- [TASK INSTRUCTIONS] What the task needs is every record repeated exactly, nothing more.

── AVAILABLE DATA

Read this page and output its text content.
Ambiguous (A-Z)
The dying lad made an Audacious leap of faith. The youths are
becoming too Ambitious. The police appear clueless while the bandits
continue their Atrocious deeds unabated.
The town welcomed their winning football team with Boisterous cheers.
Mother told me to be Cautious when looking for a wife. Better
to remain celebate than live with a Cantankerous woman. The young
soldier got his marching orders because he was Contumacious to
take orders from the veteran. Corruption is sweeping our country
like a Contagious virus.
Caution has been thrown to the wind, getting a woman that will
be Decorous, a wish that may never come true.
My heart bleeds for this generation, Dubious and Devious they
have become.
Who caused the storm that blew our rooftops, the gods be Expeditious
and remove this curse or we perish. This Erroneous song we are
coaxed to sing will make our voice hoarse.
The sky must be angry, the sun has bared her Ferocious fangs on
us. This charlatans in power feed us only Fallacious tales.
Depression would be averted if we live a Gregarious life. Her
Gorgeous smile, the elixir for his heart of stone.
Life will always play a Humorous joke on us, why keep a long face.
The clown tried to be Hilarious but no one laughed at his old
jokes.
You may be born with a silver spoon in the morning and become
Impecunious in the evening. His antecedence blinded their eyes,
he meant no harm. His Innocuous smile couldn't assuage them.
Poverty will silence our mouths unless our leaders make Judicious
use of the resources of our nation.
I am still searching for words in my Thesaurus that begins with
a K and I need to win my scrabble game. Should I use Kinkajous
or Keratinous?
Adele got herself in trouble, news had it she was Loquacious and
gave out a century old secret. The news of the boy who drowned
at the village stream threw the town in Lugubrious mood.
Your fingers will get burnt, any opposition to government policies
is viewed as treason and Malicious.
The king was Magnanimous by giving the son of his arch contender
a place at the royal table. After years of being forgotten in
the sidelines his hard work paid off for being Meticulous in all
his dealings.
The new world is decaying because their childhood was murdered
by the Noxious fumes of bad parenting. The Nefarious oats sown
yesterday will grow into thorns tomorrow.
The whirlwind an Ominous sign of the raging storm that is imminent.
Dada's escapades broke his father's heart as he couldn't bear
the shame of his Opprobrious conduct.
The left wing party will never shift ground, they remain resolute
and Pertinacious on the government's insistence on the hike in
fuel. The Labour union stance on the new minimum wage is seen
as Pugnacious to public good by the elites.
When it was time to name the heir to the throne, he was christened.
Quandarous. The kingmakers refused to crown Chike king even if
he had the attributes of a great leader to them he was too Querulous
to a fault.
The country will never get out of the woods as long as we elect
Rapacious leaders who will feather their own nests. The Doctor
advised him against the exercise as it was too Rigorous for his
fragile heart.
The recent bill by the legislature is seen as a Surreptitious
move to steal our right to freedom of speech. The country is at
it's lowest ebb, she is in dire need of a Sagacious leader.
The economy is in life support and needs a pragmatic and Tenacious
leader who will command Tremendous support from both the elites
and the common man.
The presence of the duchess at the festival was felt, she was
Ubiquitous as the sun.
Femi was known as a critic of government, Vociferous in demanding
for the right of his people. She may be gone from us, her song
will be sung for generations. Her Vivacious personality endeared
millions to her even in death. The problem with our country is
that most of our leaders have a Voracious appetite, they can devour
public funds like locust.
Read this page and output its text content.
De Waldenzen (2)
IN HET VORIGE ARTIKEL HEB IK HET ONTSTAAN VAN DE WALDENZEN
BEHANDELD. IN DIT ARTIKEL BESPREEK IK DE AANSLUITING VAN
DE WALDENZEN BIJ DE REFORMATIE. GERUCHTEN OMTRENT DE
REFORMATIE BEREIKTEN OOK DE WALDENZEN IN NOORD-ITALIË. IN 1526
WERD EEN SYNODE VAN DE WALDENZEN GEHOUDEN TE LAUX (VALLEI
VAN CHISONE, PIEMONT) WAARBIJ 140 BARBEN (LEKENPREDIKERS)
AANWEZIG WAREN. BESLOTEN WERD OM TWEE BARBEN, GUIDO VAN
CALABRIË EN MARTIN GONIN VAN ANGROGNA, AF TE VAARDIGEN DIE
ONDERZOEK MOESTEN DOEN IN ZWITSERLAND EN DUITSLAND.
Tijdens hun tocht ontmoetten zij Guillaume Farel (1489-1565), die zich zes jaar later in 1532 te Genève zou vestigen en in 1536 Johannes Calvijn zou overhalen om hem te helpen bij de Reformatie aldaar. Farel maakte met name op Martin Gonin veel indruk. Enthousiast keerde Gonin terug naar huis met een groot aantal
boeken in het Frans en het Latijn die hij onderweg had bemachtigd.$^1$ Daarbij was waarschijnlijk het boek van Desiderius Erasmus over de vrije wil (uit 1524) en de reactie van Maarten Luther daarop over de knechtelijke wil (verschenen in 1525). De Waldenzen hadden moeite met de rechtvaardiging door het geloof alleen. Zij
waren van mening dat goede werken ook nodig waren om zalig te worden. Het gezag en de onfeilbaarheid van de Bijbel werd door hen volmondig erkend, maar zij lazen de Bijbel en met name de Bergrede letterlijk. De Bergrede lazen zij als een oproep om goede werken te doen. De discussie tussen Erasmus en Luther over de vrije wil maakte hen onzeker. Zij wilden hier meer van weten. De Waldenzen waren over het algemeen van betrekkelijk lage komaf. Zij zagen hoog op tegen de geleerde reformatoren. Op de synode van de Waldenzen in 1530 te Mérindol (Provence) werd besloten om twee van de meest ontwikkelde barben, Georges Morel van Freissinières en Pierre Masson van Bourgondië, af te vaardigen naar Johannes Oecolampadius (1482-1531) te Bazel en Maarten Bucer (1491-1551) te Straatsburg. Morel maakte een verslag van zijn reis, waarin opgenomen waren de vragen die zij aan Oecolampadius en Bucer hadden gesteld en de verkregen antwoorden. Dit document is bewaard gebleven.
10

────

- [EXERCISE ANSWER]
Read this page and output its text content.
Ambiguous (A-Z)
The dying lad made an Audacious leap of faith. The youths are
becoming too Ambitious. The police appear clueless while the bandits
continue their Atrocious deeds unabated.
The town welcomed their winning football team with Boisterous cheers.
Mother told me to be Cautious when looking for a wife. Better
to remain celebate than live with a Cantankerous woman. The young
soldier got his marching orders because he was Contumacious to
take orders from the veteran. Corruption is sweeping our country
like a Contagious virus.
Caution has been thrown to the wind, getting a woman that will
be Decorous, a wish that may never come true.
My heart bleeds for this generation, Dubious and Devious they
have become.
Who caused the storm that blew our rooftops, the gods be Expeditious
and remove this curse or we perish. This Erroneous song we are
coaxed to sing will make our voice hoarse.
The sky must be angry, the sun has bared her Ferocious fangs on
us. This charlatans in power feed us only Fallacious tales.
Depression would be averted if we live a Gregarious life. Her
Gorgeous smile, the elixir for his heart of stone.
Life will always play a Humorous joke on us, why keep a long face.
The clown tried to be Hilarious but no one laughed at his old
jokes.
You may be born with a silver spoon in the morning and become
Impecunious in the evening. His antecedence blinded their eyes,
he meant no harm. His Innocuous smile couldn't assuage them.
Poverty will silence our mouths unless our leaders make Judicious
use of the resources of our nation.
I am still searching for words in my Thesaurus that begins with
a K and I need to win my scrabble game. Should I use Kinkajous
or Keratinous?
Adele got herself in trouble, news had it she was Loquacious and
gave out a century old secret. The news of the boy who drowned
at the village stream threw the town in Lugubrious mood.
Your fingers will get burnt, any opposition to government policies
is viewed as treason and Malicious.
The king was Magnanimous by giving the son of his arch contender
a place at the royal table. After years of being forgotten in
the sidelines his hard work paid off for being Meticulous in all
his dealings.
The new world is decaying because their childhood was murdered
by the Noxious fumes of bad parenting. The Nefarious oats sown
yesterday will grow into thorns tomorrow.
The whirlwind an Ominous sign of the raging storm that is imminent.
Dada's escapades broke his father's heart as he couldn't bear
the shame of his Opprobrious conduct.
The left wing party will never shift ground, they remain resolute
and Pertinacious on the government's insistence on the hike in
fuel. The Labour union stance on the new minimum wage is seen
as Pugnacious to public good by the elites.
When it was time to name the heir to the throne, he was christened.
Quandarous. The kingmakers refused to crown Chike king even if
he had the attributes of a great leader to them he was too Querulous
to a fault.
The country will never get out of the woods as long as we elect
Rapacious leaders who will feather their own nests. The Doctor
advised him against the exercise as it was too Rigorous for his
fragile heart.
The recent bill by the legislature is seen as a Surreptitious
move to steal our right to freedom of speech. The country is at
it's lowest ebb, she is in dire need of a Sagacious leader.
The economy is in life support and needs a pragmatic and Tenacious
leader who will command Tremendous support from both the elites
and the common man.
The presence of the duchess at the festival was felt, she was
Ubiquitous as the sun.
Femi was known as a critic of government, Vociferous in demanding
for the right of his people. She may be gone from us, her song
will be sung for generations. Her Vivacious personality endeared
millions to her even in death. The problem with our country is
that most of our leaders have a Voracious appetite, they can devour
public funds like locust.
Read this page and output its text content.
De Waldenzen (2)
IN HET VORIGE ARTIKEL HEB IK HET ONTSTAAN VAN DE WALDENZEN
BEHANDELD. IN DIT ARTIKEL BESPREEK IK DE AANSLUITING VAN
DE WALDENZEN BIJ DE REFORMATIE. GERUCHTEN OMTRENT DE
REFORMATIE BEREIKTEN OOK DE WALDENZEN IN NOORD-ITALIË. IN 1526
WERD EEN SYNODE VAN DE WALDENZEN GEHOUDEN TE LAUX (VALLEI
VAN CHISONE, PIEMONT) WAARBIJ 140 BARBEN (LEKENPREDIKERS)
AANWEZIG WAREN. BESLOTEN WERD OM TWEE BARBEN, GUIDO VAN
CALABRIË EN MARTIN GONIN VAN ANGROGNA, AF TE VAARDIGEN DIE
ONDERZOEK MOESTEN DOEN IN ZWITSERLAND EN DUITSLAND.
Tijdens hun tocht ontmoetten zij Guillaume Farel (1489-1565), die zich zes jaar later in 1532 te Genève zou vestigen en in 1536 Johannes Calvijn zou overhalen om hem te helpen bij de Reformatie aldaar. Farel maakte met name op Martin Gonin veel indruk. Enthousiast keerde Gonin terug naar huis met een groot aantal
boeken in het Frans en het Latijn die hij onderweg had bemachtigd.$^1$ Daarbij was waarschijnlijk het boek van Desiderius Erasmus over de vrije wil (uit 1524) en de reactie van Maarten Luther daarop over de knechtelijke wil (verschenen in 1525). De Waldenzen hadden moeite met de rechtvaardiging door het geloof alleen. Zij
waren van mening dat goede werken ook nodig waren om zalig te worden. Het gezag en de onfeilbaarheid van de Bijbel werd door hen volmondig erkend, maar zij lazen de Bijbel en met name de Bergrede letterlijk. De Bergrede lazen zij als een oproep om goede werken te doen. De discussie tussen Erasmus en Luther over de vrije wil maakte hen onzeker. Zij wilden hier meer van weten. De Waldenzen waren over het algemeen van betrekkelijk lage komaf. Zij zagen hoog op tegen de geleerde reformatoren. Op de synode van de Waldenzen in 1530 te Mérindol (Provence) werd besloten om twee van de meest ontwikkelde barben, Georges Morel van Freissinières en Pierre Masson van Bourgondië, af te vaardigen naar Johannes Oecolampadius (1482-1531) te Bazel en Maarten Bucer (1491-1551) te Straatsburg. Morel maakte een verslag van zijn reis, waarin opgenomen waren de vragen die zij aan Oecolampadius en Bucer hadden gesteld en de verkregen antwoorden. Dit document is bewaard gebleven.
10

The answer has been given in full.